[Records from a data source]
**********
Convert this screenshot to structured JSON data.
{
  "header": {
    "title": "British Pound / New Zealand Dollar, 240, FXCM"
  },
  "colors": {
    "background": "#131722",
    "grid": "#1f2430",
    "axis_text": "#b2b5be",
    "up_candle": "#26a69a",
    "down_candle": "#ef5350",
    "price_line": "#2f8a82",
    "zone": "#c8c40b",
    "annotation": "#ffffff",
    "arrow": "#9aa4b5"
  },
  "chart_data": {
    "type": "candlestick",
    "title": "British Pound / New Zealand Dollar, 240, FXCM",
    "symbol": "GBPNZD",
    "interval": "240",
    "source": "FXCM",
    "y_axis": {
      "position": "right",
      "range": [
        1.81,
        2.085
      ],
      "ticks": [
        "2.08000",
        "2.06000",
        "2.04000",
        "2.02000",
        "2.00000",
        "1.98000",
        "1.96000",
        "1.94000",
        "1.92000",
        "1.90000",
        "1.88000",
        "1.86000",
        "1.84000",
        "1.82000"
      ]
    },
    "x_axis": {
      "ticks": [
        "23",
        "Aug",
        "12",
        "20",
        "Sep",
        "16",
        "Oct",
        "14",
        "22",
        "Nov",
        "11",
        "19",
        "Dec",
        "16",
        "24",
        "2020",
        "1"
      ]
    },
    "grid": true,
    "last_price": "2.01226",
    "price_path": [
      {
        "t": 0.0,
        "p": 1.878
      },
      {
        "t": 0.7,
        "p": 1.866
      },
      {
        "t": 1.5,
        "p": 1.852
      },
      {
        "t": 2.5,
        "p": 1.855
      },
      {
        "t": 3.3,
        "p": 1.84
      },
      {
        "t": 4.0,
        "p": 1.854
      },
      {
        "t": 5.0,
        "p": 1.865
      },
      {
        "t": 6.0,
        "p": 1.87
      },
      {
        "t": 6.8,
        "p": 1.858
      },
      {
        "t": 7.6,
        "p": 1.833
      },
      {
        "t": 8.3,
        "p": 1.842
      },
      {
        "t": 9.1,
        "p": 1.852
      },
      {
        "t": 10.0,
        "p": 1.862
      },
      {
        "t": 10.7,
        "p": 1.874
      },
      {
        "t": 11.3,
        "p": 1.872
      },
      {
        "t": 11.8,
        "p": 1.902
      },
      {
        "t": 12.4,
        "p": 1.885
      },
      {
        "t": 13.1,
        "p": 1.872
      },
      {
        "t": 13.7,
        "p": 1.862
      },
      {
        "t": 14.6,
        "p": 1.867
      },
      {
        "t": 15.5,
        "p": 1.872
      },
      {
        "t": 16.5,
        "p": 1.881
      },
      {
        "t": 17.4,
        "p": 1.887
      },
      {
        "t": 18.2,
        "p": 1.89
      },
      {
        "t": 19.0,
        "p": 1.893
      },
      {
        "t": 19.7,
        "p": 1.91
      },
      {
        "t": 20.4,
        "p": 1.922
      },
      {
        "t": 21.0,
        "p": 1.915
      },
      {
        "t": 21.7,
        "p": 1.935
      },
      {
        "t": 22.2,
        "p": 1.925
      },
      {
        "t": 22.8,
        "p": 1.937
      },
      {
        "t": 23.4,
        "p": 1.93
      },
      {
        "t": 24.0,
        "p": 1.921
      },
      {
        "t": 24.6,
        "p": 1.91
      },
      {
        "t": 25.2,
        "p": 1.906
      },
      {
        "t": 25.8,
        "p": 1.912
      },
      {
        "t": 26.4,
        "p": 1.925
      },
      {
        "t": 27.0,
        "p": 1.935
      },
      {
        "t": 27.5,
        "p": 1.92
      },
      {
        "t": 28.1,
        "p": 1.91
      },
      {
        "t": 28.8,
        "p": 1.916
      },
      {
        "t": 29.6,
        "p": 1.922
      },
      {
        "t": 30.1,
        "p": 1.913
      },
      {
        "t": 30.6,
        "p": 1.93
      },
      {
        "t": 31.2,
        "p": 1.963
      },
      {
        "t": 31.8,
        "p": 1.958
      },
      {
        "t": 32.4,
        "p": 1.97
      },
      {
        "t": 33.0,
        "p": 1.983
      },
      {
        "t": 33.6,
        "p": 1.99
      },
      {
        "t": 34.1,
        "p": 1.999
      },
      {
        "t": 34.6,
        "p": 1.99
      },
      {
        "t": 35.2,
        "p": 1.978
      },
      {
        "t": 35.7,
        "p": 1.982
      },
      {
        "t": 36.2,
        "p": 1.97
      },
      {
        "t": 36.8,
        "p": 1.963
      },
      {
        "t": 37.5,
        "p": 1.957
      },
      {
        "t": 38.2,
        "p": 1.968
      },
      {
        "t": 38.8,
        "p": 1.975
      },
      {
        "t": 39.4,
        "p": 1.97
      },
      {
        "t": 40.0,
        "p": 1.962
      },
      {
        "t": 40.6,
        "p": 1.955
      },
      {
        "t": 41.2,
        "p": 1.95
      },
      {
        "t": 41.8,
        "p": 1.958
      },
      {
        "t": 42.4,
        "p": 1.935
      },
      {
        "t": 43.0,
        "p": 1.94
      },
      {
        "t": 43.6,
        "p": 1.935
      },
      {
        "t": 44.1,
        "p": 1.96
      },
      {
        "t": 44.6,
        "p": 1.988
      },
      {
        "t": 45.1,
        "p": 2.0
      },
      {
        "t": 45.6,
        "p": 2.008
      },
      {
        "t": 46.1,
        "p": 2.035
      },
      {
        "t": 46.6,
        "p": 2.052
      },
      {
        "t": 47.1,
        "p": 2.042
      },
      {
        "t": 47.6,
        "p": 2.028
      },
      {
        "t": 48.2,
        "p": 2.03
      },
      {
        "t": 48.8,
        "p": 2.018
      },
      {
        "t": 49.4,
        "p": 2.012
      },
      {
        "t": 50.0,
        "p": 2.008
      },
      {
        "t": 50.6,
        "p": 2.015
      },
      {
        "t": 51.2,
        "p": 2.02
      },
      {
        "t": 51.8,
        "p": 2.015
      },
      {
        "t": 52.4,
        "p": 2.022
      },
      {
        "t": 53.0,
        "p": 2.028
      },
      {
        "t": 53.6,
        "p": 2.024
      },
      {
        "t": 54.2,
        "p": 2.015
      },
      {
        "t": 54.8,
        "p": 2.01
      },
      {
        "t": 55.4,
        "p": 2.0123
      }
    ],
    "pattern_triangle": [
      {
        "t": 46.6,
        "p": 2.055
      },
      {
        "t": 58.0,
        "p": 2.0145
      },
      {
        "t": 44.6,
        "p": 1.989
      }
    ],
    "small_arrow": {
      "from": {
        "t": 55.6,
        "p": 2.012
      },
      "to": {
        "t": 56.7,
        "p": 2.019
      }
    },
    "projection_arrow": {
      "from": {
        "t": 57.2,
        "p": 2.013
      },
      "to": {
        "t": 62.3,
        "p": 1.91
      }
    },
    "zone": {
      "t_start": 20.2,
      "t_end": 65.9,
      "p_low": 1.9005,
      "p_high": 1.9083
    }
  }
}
**********
In this exercise, repeat all entries exactly.

TASK SOLUTION:
Convert this screenshot to structured JSON data.
{
  "header": {
    "title": "British Pound / New Zealand Dollar, 240, FXCM"
  },
  "colors": {
    "background": "#131722",
    "grid": "#1f2430",
    "axis_text": "#b2b5be",
    "up_candle": "#26a69a",
    "down_candle": "#ef5350",
    "price_line": "#2f8a82",
    "zone": "#c8c40b",
    "annotation": "#ffffff",
    "arrow": "#9aa4b5"
  },
  "chart_data": {
    "type": "candlestick",
    "title": "British Pound / New Zealand Dollar, 240, FXCM",
    "symbol": "GBPNZD",
    "interval": "240",
    "source": "FXCM",
    "y_axis": {
      "position": "right",
      "range": [
        1.81,
        2.085
      ],
      "ticks": [
        "2.08000",
        "2.06000",
        "2.04000",
        "2.02000",
        "2.00000",
        "1.98000",
        "1.96000",
        "1.94000",
        "1.92000",
        "1.90000",
        "1.88000",
        "1.86000",
        "1.84000",
        "1.82000"
      ]
    },
    "x_axis": {
      "ticks": [
        "23",
        "Aug",
        "12",
        "20",
        "Sep",
        "16",
        "Oct",
        "14",
        "22",
        "Nov",
        "11",
        "19",
        "Dec",
        "16",
        "24",
        "2020",
        "1"
      ]
    },
    "grid": true,
    "last_price": "2.01226",
    "price_path": [
      {
        "t": 0.0,
        "p": 1.878
      },
      {
        "t": 0.7,
        "p": 1.866
      },
      {
        "t": 1.5,
        "p": 1.852
      },
      {
        "t": 2.5,
        "p": 1.855
      },
      {
        "t": 3.3,
        "p": 1.84
      },
      {
        "t": 4.0,
        "p": 1.854
      },
      {
        "t": 5.0,
        "p": 1.865
      },
      {
        "t": 6.0,
        "p": 1.87
      },
      {
        "t": 6.8,
        "p": 1.858
      },
      {
        "t": 7.6,
        "p": 1.833
      },
      {
        "t": 8.3,
        "p": 1.842
      },
      {
        "t": 9.1,
        "p": 1.852
      },
      {
        "t": 10.0,
        "p": 1.862
      },
      {
        "t": 10.7,
        "p": 1.874
      },
      {
        "t": 11.3,
        "p": 1.872
      },
      {
        "t": 11.8,
        "p": 1.902
      },
      {
        "t": 12.4,
        "p": 1.885
      },
      {
        "t": 13.1,
        "p": 1.872
      },
      {
        "t": 13.7,
        "p": 1.862
      },
      {
        "t": 14.6,
        "p": 1.867
      },
      {
        "t": 15.5,
        "p": 1.872
      },
      {
        "t": 16.5,
        "p": 1.881
      },
      {
        "t": 17.4,
        "p": 1.887
      },
      {
        "t": 18.2,
        "p": 1.89
      },
      {
        "t": 19.0,
        "p": 1.893
      },
      {
        "t": 19.7,
        "p": 1.91
      },
      {
        "t": 20.4,
        "p": 1.922
      },
      {
        "t": 21.0,
        "p": 1.915
      },
      {
        "t": 21.7,
        "p": 1.935
      },
      {
        "t": 22.2,
        "p": 1.925
      },
      {
        "t": 22.8,
        "p": 1.937
      },
      {
        "t": 23.4,
        "p": 1.93
      },
      {
        "t": 24.0,
        "p": 1.921
      },
      {
        "t": 24.6,
        "p": 1.91
      },
      {
        "t": 25.2,
        "p": 1.906
      },
      {
        "t": 25.8,
        "p": 1.912
      },
      {
        "t": 26.4,
        "p": 1.925
      },
      {
        "t": 27.0,
        "p": 1.935
      },
      {
        "t": 27.5,
        "p": 1.92
      },
      {
        "t": 28.1,
        "p": 1.91
      },
      {
        "t": 28.8,
        "p": 1.916
      },
      {
        "t": 29.6,
        "p": 1.922
      },
      {
        "t": 30.1,
        "p": 1.913
      },
      {
        "t": 30.6,
        "p": 1.93
      },
      {
        "t": 31.2,
        "p": 1.963
      },
      {
        "t": 31.8,
        "p": 1.958
      },
      {
        "t": 32.4,
        "p": 1.97
      },
      {
        "t": 33.0,
        "p": 1.983
      },
      {
        "t": 33.6,
        "p": 1.99
      },
      {
        "t": 34.1,
        "p": 1.999
      },
      {
        "t": 34.6,
        "p": 1.99
      },
      {
        "t": 35.2,
        "p": 1.978
      },
      {
        "t": 35.7,
        "p": 1.982
      },
      {
        "t": 36.2,
        "p": 1.97
      },
      {
        "t": 36.8,
        "p": 1.963
      },
      {
        "t": 37.5,
        "p": 1.957
      },
      {
        "t": 38.2,
        "p": 1.968
      },
      {
        "t": 38.8,
        "p": 1.975
      },
      {
        "t": 39.4,
        "p": 1.97
      },
      {
        "t": 40.0,
        "p": 1.962
      },
      {
        "t": 40.6,
        "p": 1.955
      },
      {
        "t": 41.2,
        "p": 1.95
      },
      {
        "t": 41.8,
        "p": 1.958
      },
      {
        "t": 42.4,
        "p": 1.935
      },
      {
        "t": 43.0,
        "p": 1.94
      },
      {
        "t": 43.6,
        "p": 1.935
      },
      {
        "t": 44.1,
        "p": 1.96
      },
      {
        "t": 44.6,
        "p": 1.988
      },
      {
        "t": 45.1,
        "p": 2.0
      },
      {
        "t": 45.6,
        "p": 2.008
      },
      {
        "t": 46.1,
        "p": 2.035
      },
      {
        "t": 46.6,
        "p": 2.052
      },
      {
        "t": 47.1,
        "p": 2.042
      },
      {
        "t": 47.6,
        "p": 2.028
      },
      {
        "t": 48.2,
        "p": 2.03
      },
      {
        "t": 48.8,
        "p": 2.018
      },
      {
        "t": 49.4,
        "p": 2.012
      },
      {
        "t": 50.0,
        "p": 2.008
      },
      {
        "t": 50.6,
        "p": 2.015
      },
      {
        "t": 51.2,
        "p": 2.02
      },
      {
        "t": 51.8,
        "p": 2.015
      },
      {
        "t": 52.4,
        "p": 2.022
      },
      {
        "t": 53.0,
        "p": 2.028
      },
      {
        "t": 53.6,
        "p": 2.024
      },
      {
        "t": 54.2,
        "p": 2.015
      },
      {
        "t": 54.8,
        "p": 2.01
      },
      {
        "t": 55.4,
        "p": 2.0123
      }
    ],
    "pattern_triangle": [
      {
        "t": 46.6,
        "p": 2.055
      },
      {
        "t": 58.0,
        "p": 2.0145
      },
      {
        "t": 44.6,
        "p": 1.989
      }
    ],
    "small_arrow": {
      "from": {
        "t": 55.6,
        "p": 2.012
      },
      "to": {
        "t": 56.7,
        "p": 2.019
      }
    },
    "projection_arrow": {
      "from": {
        "t": 57.2,
        "p": 2.013
      },
      "to": {
        "t": 62.3,
        "p": 1.91
      }
    },
    "zone": {
      "t_start": 20.2,
      "t_end": 65.9,
      "p_low": 1.9005,
      "p_high": 1.9083
    }
  }
}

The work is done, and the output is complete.